# Records supplied start

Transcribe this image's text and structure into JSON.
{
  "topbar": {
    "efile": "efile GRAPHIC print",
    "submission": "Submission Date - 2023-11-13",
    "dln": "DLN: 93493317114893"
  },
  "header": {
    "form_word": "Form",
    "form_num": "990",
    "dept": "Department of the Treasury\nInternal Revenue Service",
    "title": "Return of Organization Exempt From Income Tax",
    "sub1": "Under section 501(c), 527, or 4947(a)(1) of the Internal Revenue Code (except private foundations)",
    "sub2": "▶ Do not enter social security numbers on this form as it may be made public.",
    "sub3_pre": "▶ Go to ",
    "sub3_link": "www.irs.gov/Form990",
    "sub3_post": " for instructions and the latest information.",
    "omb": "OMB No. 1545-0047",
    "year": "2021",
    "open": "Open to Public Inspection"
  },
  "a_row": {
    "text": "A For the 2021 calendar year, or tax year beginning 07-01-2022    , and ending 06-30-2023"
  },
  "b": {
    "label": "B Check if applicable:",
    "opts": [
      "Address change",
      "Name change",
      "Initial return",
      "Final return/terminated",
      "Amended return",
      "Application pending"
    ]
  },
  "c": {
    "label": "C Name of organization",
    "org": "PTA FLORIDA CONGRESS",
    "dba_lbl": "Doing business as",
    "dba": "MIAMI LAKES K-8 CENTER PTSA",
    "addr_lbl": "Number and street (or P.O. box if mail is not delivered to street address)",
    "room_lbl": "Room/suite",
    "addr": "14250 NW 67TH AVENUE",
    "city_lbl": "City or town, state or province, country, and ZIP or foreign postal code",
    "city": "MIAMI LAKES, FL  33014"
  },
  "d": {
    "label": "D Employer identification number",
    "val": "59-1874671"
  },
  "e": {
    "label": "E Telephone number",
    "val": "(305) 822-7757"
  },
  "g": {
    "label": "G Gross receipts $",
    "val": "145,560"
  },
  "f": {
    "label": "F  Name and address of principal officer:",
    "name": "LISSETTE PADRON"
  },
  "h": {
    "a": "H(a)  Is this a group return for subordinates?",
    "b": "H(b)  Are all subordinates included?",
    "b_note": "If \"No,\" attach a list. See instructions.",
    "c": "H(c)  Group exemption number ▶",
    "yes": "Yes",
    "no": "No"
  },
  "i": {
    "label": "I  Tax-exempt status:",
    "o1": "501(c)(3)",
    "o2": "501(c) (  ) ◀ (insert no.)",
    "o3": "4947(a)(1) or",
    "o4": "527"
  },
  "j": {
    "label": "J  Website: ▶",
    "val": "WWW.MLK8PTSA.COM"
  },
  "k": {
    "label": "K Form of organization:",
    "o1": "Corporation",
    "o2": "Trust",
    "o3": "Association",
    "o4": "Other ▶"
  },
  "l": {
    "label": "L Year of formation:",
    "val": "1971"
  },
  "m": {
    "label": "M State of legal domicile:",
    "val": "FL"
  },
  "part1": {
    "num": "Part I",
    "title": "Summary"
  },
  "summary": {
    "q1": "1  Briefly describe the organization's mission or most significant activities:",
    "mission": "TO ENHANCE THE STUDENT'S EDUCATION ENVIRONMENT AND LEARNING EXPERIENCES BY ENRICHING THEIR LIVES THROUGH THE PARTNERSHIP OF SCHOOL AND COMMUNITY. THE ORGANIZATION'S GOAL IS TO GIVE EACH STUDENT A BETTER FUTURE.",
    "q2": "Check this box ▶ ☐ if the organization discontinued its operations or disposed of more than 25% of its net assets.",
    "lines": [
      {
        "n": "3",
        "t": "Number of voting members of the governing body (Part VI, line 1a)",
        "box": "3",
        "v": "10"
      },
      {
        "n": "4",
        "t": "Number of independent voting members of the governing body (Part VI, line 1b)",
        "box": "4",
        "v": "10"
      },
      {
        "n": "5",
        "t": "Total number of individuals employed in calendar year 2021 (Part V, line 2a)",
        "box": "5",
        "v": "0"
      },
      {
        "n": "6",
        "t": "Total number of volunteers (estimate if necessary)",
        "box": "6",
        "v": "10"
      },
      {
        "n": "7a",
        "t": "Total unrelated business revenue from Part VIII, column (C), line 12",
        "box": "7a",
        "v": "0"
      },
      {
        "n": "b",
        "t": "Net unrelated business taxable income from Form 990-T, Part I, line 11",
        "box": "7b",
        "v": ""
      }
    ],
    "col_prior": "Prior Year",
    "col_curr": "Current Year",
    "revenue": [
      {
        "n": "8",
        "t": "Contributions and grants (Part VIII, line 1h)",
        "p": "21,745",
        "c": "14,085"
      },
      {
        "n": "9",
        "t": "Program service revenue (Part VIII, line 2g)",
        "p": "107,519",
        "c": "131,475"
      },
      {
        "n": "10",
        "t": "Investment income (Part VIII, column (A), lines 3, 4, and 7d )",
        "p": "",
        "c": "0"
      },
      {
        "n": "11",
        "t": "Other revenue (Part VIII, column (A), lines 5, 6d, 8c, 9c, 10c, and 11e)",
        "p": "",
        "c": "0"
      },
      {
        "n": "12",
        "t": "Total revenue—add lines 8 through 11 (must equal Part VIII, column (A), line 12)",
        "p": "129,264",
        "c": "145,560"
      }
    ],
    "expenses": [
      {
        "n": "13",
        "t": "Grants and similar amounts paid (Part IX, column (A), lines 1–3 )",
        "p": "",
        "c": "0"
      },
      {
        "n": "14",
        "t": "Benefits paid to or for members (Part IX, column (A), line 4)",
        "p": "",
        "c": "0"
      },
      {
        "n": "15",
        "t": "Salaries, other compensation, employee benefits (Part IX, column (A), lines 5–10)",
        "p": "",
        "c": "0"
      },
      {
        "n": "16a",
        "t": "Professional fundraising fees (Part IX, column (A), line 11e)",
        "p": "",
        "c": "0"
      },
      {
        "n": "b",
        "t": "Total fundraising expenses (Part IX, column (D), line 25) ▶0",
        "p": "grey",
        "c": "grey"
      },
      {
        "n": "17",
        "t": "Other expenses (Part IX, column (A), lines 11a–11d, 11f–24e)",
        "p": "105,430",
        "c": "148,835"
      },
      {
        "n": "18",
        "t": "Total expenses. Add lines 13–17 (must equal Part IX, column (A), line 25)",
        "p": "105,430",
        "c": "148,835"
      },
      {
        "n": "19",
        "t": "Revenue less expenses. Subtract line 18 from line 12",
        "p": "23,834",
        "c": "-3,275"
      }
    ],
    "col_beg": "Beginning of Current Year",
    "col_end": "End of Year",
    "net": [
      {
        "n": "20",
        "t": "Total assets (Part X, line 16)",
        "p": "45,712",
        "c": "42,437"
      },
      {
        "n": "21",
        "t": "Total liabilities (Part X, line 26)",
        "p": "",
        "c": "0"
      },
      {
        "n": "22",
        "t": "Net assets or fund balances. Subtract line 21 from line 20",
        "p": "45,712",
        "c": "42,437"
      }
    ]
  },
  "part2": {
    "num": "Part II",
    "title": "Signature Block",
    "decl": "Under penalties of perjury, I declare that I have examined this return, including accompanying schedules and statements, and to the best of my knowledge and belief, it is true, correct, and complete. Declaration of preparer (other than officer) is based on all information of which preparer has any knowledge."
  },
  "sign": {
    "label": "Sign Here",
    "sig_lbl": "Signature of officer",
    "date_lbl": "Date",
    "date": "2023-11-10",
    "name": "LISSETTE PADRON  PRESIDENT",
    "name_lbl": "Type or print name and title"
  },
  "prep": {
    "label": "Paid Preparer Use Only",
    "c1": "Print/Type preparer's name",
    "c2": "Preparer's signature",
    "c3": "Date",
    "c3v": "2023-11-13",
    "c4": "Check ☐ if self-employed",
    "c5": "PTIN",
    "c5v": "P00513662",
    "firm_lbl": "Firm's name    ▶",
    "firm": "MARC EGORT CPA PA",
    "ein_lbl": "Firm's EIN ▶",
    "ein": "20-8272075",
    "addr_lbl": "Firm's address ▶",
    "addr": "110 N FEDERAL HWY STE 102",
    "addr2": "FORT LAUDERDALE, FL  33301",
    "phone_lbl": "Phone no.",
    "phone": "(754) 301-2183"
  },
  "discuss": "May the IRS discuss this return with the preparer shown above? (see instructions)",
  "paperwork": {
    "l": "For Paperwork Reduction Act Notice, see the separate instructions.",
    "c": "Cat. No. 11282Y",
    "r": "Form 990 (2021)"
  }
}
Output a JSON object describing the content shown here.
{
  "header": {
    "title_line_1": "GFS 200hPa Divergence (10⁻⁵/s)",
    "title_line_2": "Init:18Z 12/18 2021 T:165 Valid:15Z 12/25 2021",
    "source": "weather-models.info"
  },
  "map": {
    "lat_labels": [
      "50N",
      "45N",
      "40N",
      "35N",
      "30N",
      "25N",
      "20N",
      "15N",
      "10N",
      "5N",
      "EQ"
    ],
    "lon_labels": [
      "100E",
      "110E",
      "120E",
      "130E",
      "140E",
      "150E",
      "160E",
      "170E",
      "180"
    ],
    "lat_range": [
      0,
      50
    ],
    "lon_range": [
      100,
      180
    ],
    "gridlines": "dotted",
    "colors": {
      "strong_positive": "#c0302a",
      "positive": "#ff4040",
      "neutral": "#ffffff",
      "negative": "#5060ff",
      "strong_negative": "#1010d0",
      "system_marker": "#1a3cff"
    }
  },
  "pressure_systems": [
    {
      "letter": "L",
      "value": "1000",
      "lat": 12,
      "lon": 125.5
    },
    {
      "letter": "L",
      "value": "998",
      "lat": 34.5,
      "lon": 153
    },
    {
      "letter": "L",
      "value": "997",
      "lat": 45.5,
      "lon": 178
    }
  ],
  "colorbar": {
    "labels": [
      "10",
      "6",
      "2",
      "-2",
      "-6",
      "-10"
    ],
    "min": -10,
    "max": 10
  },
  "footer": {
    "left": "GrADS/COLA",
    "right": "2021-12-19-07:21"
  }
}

# Records supplied end

What you have to do
Take the line holding "Output a JSON" and all lines after it through the end of the data, and set them down exactly.

Exercise result
Output a JSON object describing the content shown here.
{
  "header": {
    "title_line_1": "GFS 200hPa Divergence (10⁻⁵/s)",
    "title_line_2": "Init:18Z 12/18 2021 T:165 Valid:15Z 12/25 2021",
    "source": "weather-models.info"
  },
  "map": {
    "lat_labels": [
      "50N",
      "45N",
      "40N",
      "35N",
      "30N",
      "25N",
      "20N",
      "15N",
      "10N",
      "5N",
      "EQ"
    ],
    "lon_labels": [
      "100E",
      "110E",
      "120E",
      "130E",
      "140E",
      "150E",
      "160E",
      "170E",
      "180"
    ],
    "lat_range": [
      0,
      50
    ],
    "lon_range": [
      100,
      180
    ],
    "gridlines": "dotted",
    "colors": {
      "strong_positive": "#c0302a",
      "positive": "#ff4040",
      "neutral": "#ffffff",
      "negative": "#5060ff",
      "strong_negative": "#1010d0",
      "system_marker": "#1a3cff"
    }
  },
  "pressure_systems": [
    {
      "letter": "L",
      "value": "1000",
      "lat": 12,
      "lon": 125.5
    },
    {
      "letter": "L",
      "value": "998",
      "lat": 34.5,
      "lon": 153
    },
    {
      "letter": "L",
      "value": "997",
      "lat": 45.5,
      "lon": 178
    }
  ],
  "colorbar": {
    "labels": [
      "10",
      "6",
      "2",
      "-2",
      "-6",
      "-10"
    ],
    "min": -10,
    "max": 10
  },
  "footer": {
    "left": "GrADS/COLA",
    "right": "2021-12-19-07:21"
  }
}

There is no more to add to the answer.